### DIRECTION
Exactly reproduce each record listed below.

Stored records
* Start *

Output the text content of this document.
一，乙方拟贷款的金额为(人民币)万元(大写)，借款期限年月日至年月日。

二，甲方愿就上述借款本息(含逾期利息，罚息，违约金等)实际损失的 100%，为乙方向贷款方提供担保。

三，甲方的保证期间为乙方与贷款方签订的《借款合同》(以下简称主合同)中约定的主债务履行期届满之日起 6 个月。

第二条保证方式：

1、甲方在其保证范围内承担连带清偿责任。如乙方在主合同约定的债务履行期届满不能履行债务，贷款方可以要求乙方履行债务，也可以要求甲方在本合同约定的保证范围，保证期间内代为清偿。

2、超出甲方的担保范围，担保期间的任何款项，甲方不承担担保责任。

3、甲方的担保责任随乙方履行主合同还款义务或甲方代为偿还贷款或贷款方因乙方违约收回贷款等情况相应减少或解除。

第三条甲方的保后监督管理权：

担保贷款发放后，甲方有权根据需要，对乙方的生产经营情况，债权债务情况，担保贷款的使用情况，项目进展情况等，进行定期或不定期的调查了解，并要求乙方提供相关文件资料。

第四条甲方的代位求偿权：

* End *

### EXPECTED OUTPUT
Output the text content of this document.
一，乙方拟贷款的金额为(人民币)万元(大写)，借款期限年月日至年月日。

二，甲方愿就上述借款本息(含逾期利息，罚息，违约金等)实际损失的 100%，为乙方向贷款方提供担保。

三，甲方的保证期间为乙方与贷款方签订的《借款合同》(以下简称主合同)中约定的主债务履行期届满之日起 6 个月。

第二条保证方式：

1、甲方在其保证范围内承担连带清偿责任。如乙方在主合同约定的债务履行期届满不能履行债务，贷款方可以要求乙方履行债务，也可以要求甲方在本合同约定的保证范围，保证期间内代为清偿。

2、超出甲方的担保范围，担保期间的任何款项，甲方不承担担保责任。

3、甲方的担保责任随乙方履行主合同还款义务或甲方代为偿还贷款或贷款方因乙方违约收回贷款等情况相应减少或解除。

第三条甲方的保后监督管理权：

担保贷款发放后，甲方有权根据需要，对乙方的生产经营情况，债权债务情况，担保贷款的使用情况，项目进展情况等，进行定期或不定期的调查了解，并要求乙方提供相关文件资料。

第四条甲方的代位求偿权：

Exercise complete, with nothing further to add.